Among the records below, find each line that includes the string "Measured" and copy it.
start Given data
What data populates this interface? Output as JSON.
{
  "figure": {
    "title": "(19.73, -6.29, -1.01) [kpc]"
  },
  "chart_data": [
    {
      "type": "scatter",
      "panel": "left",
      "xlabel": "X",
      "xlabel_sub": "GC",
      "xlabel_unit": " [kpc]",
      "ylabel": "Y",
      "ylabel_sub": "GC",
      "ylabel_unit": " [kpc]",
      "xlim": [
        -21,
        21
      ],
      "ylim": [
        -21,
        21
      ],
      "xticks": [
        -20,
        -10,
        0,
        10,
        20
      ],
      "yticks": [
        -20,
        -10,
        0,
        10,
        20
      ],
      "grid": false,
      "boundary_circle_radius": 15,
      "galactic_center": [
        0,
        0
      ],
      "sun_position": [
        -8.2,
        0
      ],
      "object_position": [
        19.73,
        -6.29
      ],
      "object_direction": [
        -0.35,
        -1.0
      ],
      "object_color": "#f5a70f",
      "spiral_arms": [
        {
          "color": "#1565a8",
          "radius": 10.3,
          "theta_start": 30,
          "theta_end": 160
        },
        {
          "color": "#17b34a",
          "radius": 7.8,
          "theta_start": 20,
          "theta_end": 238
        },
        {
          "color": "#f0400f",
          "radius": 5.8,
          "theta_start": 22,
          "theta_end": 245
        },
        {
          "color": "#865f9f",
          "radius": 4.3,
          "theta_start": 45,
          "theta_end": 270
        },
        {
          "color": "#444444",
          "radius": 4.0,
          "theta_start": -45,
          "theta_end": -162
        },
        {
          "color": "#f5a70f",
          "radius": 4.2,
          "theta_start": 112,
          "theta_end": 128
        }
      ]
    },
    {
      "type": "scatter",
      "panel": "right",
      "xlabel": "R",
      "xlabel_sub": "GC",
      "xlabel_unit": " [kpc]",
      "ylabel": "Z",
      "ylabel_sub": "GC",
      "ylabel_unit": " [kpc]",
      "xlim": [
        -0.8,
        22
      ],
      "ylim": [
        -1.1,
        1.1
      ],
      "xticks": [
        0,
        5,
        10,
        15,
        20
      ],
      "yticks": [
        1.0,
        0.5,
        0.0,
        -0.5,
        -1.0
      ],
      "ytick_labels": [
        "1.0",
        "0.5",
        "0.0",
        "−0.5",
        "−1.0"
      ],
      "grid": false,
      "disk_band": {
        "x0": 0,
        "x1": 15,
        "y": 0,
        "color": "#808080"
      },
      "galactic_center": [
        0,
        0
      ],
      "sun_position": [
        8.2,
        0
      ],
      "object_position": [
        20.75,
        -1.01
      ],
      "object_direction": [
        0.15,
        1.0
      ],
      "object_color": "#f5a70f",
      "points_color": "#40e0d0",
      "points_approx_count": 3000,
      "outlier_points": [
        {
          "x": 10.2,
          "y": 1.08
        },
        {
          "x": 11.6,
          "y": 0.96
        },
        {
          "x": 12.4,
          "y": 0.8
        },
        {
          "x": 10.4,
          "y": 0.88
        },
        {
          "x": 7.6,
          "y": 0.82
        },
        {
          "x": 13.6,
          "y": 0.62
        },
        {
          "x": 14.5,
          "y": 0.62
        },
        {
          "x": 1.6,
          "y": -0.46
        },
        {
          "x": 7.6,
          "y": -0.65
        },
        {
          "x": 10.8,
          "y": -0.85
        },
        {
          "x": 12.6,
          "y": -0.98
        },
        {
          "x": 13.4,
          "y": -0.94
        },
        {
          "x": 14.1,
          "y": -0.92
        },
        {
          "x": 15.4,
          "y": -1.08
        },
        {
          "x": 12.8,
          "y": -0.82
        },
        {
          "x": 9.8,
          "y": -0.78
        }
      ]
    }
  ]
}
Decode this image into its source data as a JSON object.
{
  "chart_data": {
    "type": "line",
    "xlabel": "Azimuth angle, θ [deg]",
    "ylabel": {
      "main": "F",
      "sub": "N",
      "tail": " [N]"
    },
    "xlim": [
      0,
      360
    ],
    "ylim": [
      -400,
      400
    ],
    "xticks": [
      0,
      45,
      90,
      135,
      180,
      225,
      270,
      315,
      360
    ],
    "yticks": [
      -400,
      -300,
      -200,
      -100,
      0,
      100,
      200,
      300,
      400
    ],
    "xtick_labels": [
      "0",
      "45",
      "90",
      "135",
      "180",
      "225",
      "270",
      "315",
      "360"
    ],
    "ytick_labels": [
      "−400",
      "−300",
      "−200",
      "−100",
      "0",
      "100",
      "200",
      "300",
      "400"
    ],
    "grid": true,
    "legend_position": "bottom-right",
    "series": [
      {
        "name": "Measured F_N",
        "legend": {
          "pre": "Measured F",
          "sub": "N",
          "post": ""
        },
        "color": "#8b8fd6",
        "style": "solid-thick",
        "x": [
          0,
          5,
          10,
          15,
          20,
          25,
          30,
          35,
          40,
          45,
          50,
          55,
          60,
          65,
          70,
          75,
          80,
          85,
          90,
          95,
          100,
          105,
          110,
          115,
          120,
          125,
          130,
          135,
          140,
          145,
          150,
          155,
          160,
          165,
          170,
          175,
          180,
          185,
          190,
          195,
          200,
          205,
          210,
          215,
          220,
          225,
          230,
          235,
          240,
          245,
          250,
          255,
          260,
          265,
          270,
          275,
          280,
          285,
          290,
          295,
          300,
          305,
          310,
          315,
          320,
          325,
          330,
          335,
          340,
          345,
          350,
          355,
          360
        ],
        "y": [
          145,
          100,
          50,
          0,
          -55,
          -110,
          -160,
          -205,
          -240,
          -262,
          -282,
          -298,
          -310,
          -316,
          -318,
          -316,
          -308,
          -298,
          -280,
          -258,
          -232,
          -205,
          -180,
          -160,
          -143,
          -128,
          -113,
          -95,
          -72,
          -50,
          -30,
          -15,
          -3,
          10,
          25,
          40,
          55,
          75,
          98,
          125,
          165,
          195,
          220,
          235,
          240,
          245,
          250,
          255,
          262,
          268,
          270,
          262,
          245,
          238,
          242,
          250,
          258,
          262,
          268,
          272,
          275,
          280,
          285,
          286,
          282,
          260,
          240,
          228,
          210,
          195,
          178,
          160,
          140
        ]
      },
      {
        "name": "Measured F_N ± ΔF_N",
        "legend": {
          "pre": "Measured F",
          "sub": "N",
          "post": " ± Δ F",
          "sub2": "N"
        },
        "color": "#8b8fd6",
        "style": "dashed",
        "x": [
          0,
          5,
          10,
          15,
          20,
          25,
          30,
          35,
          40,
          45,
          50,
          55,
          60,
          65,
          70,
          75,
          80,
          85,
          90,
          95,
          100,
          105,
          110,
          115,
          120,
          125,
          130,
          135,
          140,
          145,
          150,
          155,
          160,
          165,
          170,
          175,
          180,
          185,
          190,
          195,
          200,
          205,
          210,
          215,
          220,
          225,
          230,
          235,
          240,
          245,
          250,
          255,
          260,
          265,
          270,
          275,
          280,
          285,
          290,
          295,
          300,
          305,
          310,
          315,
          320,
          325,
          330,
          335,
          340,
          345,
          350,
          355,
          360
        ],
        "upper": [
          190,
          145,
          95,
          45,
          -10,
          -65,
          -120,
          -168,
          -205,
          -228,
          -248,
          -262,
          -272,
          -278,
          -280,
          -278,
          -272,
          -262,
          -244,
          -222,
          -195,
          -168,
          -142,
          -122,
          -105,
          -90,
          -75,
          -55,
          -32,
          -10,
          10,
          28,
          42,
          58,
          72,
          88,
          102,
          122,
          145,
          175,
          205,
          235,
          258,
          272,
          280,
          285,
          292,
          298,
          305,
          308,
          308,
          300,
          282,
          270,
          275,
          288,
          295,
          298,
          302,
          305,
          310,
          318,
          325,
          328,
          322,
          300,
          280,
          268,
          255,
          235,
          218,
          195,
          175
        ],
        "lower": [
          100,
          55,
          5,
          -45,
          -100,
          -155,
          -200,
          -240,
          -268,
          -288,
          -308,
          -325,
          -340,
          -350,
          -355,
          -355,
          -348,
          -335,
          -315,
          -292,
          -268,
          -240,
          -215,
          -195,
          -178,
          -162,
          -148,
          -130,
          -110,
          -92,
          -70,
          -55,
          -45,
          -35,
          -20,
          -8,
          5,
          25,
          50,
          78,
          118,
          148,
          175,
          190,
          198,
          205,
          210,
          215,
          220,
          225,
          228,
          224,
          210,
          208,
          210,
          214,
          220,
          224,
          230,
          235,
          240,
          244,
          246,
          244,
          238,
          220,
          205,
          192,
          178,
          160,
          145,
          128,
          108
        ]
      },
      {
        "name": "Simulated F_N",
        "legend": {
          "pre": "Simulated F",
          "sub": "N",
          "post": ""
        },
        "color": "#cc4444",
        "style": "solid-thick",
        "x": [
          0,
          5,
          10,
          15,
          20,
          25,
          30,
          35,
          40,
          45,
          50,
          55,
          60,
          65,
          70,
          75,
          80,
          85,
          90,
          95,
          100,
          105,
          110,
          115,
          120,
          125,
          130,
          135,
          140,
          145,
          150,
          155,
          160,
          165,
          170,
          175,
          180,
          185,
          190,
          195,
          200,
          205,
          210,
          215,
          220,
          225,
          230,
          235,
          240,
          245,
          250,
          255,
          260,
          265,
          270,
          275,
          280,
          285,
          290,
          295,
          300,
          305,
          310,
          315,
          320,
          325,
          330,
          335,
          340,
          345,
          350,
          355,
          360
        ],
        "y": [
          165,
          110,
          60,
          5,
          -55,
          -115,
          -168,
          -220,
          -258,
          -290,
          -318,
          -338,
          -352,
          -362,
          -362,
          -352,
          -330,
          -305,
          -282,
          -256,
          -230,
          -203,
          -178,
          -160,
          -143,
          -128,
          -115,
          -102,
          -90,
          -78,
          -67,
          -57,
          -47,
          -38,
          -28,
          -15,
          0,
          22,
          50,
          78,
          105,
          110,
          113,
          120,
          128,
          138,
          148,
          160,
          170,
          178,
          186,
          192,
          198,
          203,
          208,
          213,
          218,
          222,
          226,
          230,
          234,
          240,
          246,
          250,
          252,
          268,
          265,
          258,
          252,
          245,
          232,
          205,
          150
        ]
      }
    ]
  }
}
end Given data
-- Output --
        "name": "Measured F_N",
          "pre": "Measured F",
        "name": "Measured F_N ± ΔF_N",
          "pre": "Measured F",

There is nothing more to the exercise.